◆ **EXERCISE GOAL**: Lift out all lines below that contain "date".

◆ **Collected data entries**:
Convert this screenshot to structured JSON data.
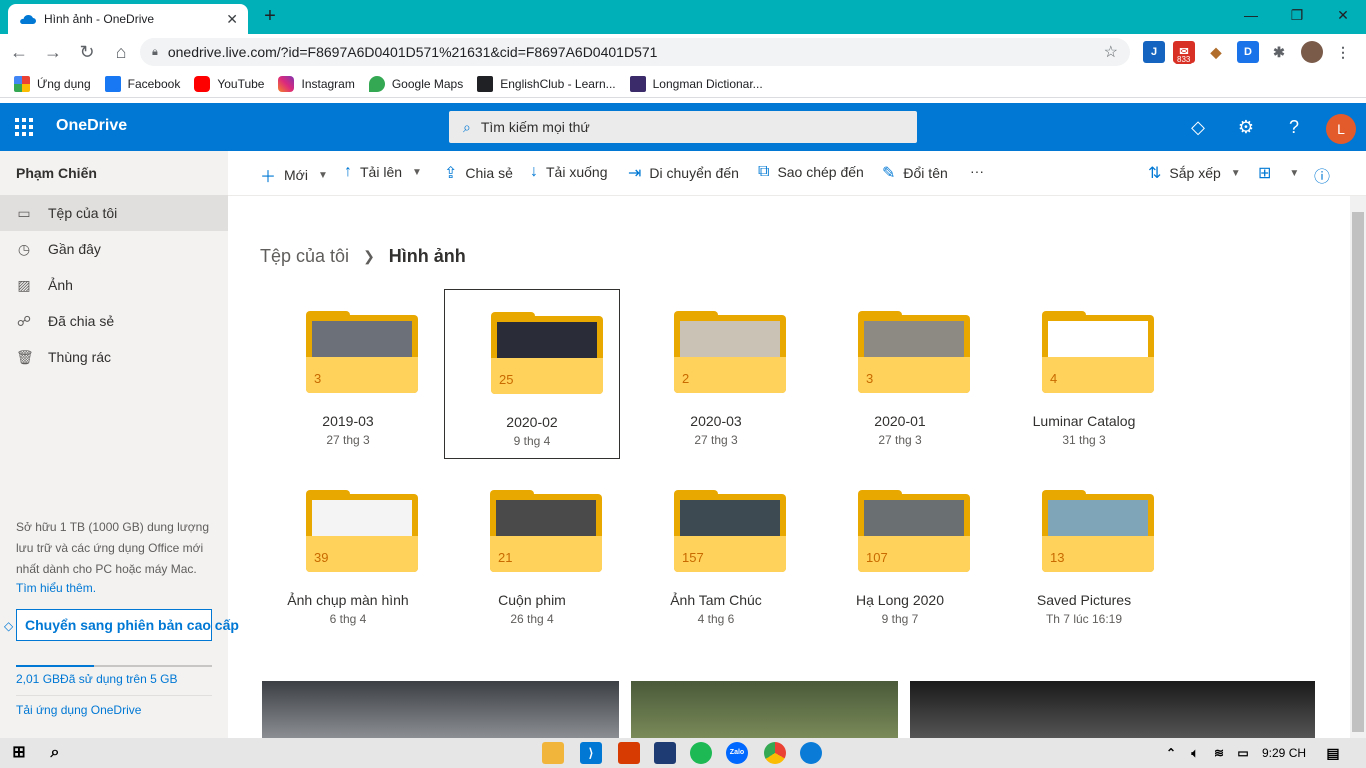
{
  "browser": {
    "tab_title": "Hình ảnh - OneDrive",
    "url": "onedrive.live.com/?id=F8697A6D0401D571%21631&cid=F8697A6D0401D571",
    "gmail_badge": "833",
    "bookmarks": [
      "Ứng dụng",
      "Facebook",
      "YouTube",
      "Instagram",
      "Google Maps",
      "EnglishClub - Learn...",
      "Longman Dictionar..."
    ]
  },
  "header": {
    "app_name": "OneDrive",
    "search_placeholder": "Tìm kiếm mọi thứ",
    "avatar_initial": "L"
  },
  "sidebar": {
    "user": "Phạm Chiến",
    "items": [
      {
        "label": "Tệp của tôi",
        "icon": "folder-icon",
        "active": true
      },
      {
        "label": "Gần đây",
        "icon": "clock-icon"
      },
      {
        "label": "Ảnh",
        "icon": "image-icon"
      },
      {
        "label": "Đã chia sẻ",
        "icon": "people-icon"
      },
      {
        "label": "Thùng rác",
        "icon": "trash-icon"
      }
    ],
    "storage_text": "Sở hữu 1 TB (1000 GB) dung lượng lưu trữ và các ứng dụng Office mới nhất dành cho PC hoặc máy Mac.",
    "learn_more": "Tìm hiểu thêm.",
    "upgrade": "Chuyển sang phiên bản cao cấp",
    "quota": "2,01 GBĐã sử dụng trên 5 GB",
    "quota_used_fraction": 0.4,
    "get_app": "Tải ứng dụng OneDrive"
  },
  "commands": {
    "new": "Mới",
    "upload": "Tải lên",
    "share": "Chia sẻ",
    "download": "Tải xuống",
    "move": "Di chuyển đến",
    "copy": "Sao chép đến",
    "rename": "Đổi tên",
    "more": "···",
    "sort": "Sắp xếp"
  },
  "breadcrumb": {
    "root": "Tệp của tôi",
    "current": "Hình ảnh"
  },
  "folders": [
    {
      "name": "2019-03",
      "date": "27 thg 3",
      "count": "3",
      "selected": false,
      "thumb_color": "#6b7079"
    },
    {
      "name": "2020-02",
      "date": "9 thg 4",
      "count": "25",
      "selected": true,
      "thumb_color": "#2a2d38"
    },
    {
      "name": "2020-03",
      "date": "27 thg 3",
      "count": "2",
      "selected": false,
      "thumb_color": "#c9c2b5"
    },
    {
      "name": "2020-01",
      "date": "27 thg 3",
      "count": "3",
      "selected": false,
      "thumb_color": "#8d8a83"
    },
    {
      "name": "Luminar Catalog",
      "date": "31 thg 3",
      "count": "4",
      "selected": false,
      "thumb_color": null
    },
    {
      "name": "Ảnh chụp màn hình",
      "date": "6 thg 4",
      "count": "39",
      "selected": false,
      "thumb_color": "#f4f4f4"
    },
    {
      "name": "Cuộn phim",
      "date": "26 thg 4",
      "count": "21",
      "selected": false,
      "thumb_color": "#4a4a4a"
    },
    {
      "name": "Ảnh Tam Chúc",
      "date": "4 thg 6",
      "count": "157",
      "selected": false,
      "thumb_color": "#3e4a52"
    },
    {
      "name": "Hạ Long 2020",
      "date": "9 thg 7",
      "count": "107",
      "selected": false,
      "thumb_color": "#6a6f72"
    },
    {
      "name": "Saved Pictures",
      "date": "Th 7 lúc 16:19",
      "count": "13",
      "selected": false,
      "thumb_color": "#7fa6b8"
    }
  ],
  "taskbar": {
    "clock": "9:29 CH"
  }
}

◆ **RESULT OF THE EXERCISE**:
      "date": "27 thg 3",
      "date": "9 thg 4",
      "date": "27 thg 3",
      "date": "27 thg 3",
      "date": "31 thg 3",
      "date": "6 thg 4",
      "date": "26 thg 4",
      "date": "4 thg 6",
      "date": "9 thg 7",
      "date": "Th 7 lúc 16:19",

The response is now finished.